DATASET RECORDS =>
****************************************

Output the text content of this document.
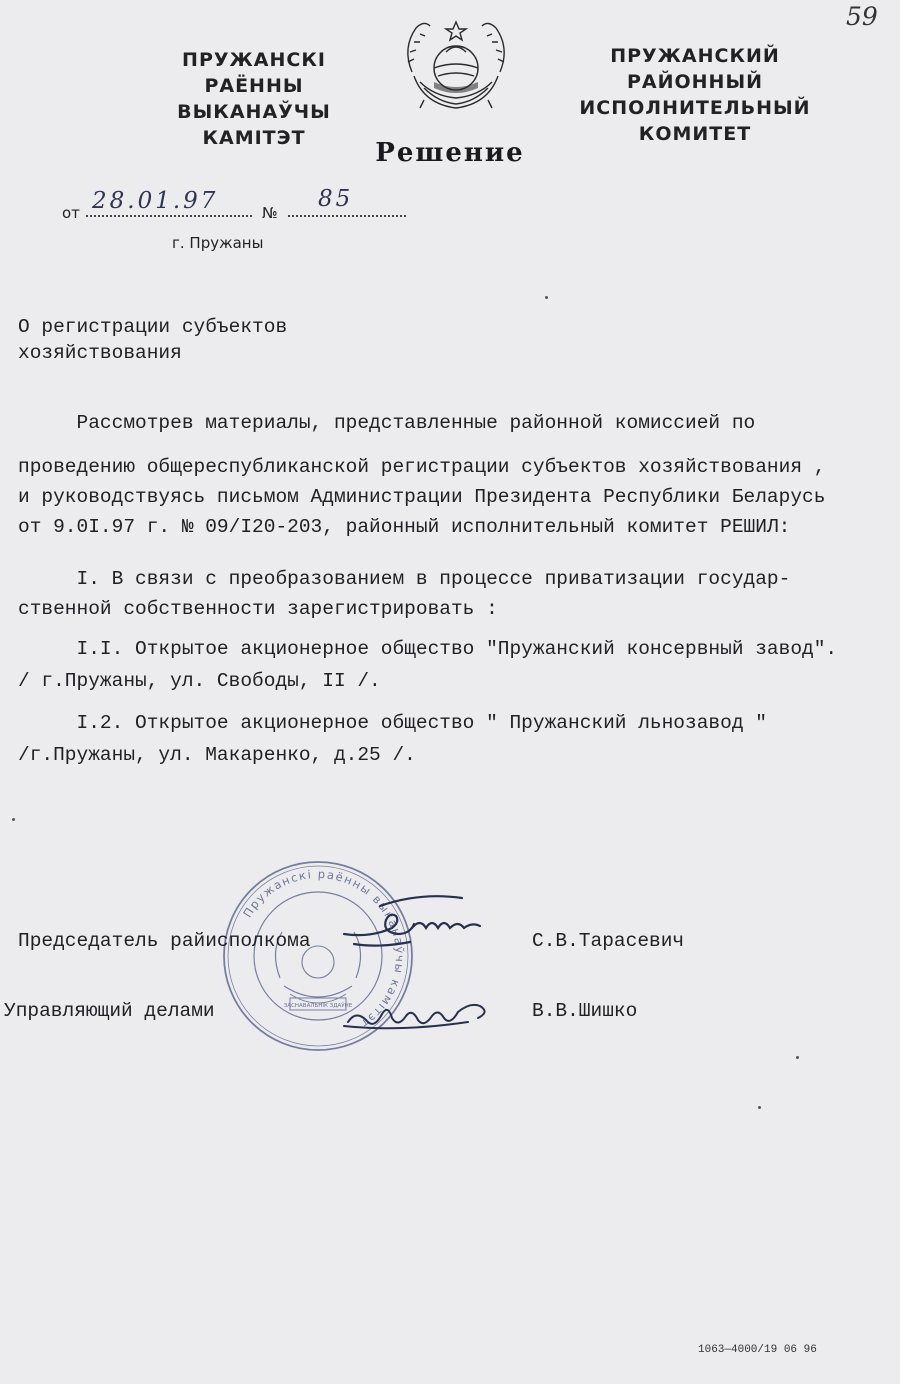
59
ПРУЖАНСКІ РАЁННЫ
ВЫКАНАЎЧЫ КАМІТЭТ
ПРУЖАНСКИЙ РАЙОННЫЙ
ИСПОЛНИТЕЛЬНЫЙ КОМИТЕТ
Решение
от 28.01.97	№
85
г. Пружаны
О регистрации субъектов
хозяйствования
Рассмотрев материалы, представленные районной комиссией по
проведению общереспубликанской регистрации субъектов хозяйствования ,
и руководствуясь письмом Администрации Президента Республики Беларусь
от 9.0I.97 г. № 09/I20-203, районный исполнительный комитет РЕШИЛ:
I. В связи с преобразованием в процессе приватизации государ-
ственной собственности зарегистрировать :
I.I. Открытое акционерное общество "Пружанский консервный завод".
/ г.Пружаны, ул. Свободы, II /.
I.2. Открытое акционерное общество " Пружанский льнозавод "
/г.Пружаны, ул. Макаренко, д.25 /.
Пружанскі раённы выканаўчы камітэт
ЗАСНАВАЛЬНІК ЗДАЎНЕ
Председатель райисполкома	С.В.Тарасевич
Управляющий делами	В.В.Шишко
1063—4000/19 06 96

****************************************

INSTRUCTION => Repeat the records above exactly, leaving out any pictures they contain.

FINISHED ANSWER =>
Output the text content of this document.
59
ПРУЖАНСКІ РАЁННЫ
ВЫКАНАЎЧЫ КАМІТЭТ
ПРУЖАНСКИЙ РАЙОННЫЙ
ИСПОЛНИТЕЛЬНЫЙ КОМИТЕТ
Решение
от 28.01.97	№
85
г. Пружаны
О регистрации субъектов
хозяйствования
Рассмотрев материалы, представленные районной комиссией по
проведению общереспубликанской регистрации субъектов хозяйствования ,
и руководствуясь письмом Администрации Президента Республики Беларусь
от 9.0I.97 г. № 09/I20-203, районный исполнительный комитет РЕШИЛ:
I. В связи с преобразованием в процессе приватизации государ-
ственной собственности зарегистрировать :
I.I. Открытое акционерное общество "Пружанский консервный завод".
/ г.Пружаны, ул. Свободы, II /.
I.2. Открытое акционерное общество " Пружанский льнозавод "
/г.Пружаны, ул. Макаренко, д.25 /.
Пружанскі раённы выканаўчы камітэт
ЗАСНАВАЛЬНІК ЗДАЎНЕ
Председатель райисполкома	С.В.Тарасевич
Управляющий делами	В.В.Шишко
1063—4000/19 06 96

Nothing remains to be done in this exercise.